"""

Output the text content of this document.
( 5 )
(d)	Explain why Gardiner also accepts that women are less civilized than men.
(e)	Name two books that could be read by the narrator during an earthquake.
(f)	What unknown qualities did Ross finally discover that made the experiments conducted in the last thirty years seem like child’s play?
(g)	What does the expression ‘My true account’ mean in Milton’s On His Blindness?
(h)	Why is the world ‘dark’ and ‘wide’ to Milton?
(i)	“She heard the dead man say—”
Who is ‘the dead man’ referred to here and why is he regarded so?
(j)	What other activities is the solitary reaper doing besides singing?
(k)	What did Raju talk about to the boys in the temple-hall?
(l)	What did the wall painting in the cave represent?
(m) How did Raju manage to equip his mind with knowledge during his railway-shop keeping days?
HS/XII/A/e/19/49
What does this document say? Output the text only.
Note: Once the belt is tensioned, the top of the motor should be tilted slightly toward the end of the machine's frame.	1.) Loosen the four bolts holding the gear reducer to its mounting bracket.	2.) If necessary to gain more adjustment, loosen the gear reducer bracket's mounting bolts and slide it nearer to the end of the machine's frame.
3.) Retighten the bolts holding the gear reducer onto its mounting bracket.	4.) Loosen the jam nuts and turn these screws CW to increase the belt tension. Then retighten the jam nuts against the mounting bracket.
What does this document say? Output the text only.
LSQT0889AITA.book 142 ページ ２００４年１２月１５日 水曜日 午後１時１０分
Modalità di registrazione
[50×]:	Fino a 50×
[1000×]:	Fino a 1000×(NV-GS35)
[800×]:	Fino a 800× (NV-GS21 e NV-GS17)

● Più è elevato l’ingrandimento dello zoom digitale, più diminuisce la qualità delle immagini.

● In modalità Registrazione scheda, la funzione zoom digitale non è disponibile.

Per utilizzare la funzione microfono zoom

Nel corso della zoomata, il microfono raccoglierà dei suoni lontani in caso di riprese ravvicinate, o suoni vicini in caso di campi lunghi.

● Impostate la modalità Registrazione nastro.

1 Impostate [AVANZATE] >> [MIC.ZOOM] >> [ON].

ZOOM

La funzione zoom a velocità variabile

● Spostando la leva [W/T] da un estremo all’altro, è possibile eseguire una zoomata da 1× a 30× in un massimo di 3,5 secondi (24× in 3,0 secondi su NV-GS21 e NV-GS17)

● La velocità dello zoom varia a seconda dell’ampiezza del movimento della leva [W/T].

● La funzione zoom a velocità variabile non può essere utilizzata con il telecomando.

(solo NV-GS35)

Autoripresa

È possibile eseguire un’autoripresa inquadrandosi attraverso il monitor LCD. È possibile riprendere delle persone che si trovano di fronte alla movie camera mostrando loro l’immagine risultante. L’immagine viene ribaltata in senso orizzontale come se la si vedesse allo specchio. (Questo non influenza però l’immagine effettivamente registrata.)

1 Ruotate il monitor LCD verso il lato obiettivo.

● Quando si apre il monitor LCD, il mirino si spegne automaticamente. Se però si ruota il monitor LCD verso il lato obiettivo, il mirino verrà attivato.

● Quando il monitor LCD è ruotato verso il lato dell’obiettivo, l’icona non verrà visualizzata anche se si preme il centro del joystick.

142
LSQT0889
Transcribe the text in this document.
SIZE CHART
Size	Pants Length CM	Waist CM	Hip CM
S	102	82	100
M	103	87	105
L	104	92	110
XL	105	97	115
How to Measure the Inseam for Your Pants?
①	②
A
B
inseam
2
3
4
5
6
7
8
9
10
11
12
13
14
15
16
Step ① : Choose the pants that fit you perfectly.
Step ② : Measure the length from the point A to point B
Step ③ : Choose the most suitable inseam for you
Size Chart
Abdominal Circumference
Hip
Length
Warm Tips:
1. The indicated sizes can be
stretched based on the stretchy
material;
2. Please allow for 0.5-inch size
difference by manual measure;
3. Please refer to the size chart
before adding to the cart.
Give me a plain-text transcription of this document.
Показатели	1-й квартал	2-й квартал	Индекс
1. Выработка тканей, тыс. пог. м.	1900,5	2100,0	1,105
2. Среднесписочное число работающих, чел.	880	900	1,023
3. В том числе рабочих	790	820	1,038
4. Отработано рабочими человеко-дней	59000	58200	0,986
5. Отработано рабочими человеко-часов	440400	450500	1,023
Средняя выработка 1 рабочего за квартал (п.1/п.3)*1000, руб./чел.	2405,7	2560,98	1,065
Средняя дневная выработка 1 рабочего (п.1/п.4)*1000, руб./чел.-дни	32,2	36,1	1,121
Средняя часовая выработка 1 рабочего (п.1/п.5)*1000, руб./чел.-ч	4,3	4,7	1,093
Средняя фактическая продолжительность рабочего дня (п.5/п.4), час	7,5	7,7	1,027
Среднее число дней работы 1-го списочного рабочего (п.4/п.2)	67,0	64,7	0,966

"""

### Short task
From the records above, pick out and copy each line holding the word "Loosen".

### Exercise output
Note: Once the belt is tensioned, the top of the motor should be tilted slightly toward the end of the machine's frame.	1.) Loosen the four bolts holding the gear reducer to its mounting bracket.	2.) If necessary to gain more adjustment, loosen the gear reducer bracket's mounting bolts and slide it nearer to the end of the machine's frame.
3.) Retighten the bolts holding the gear reducer onto its mounting bracket.	4.) Loosen the jam nuts and turn these screws CW to increase the belt tension. Then retighten the jam nuts against the mounting bracket.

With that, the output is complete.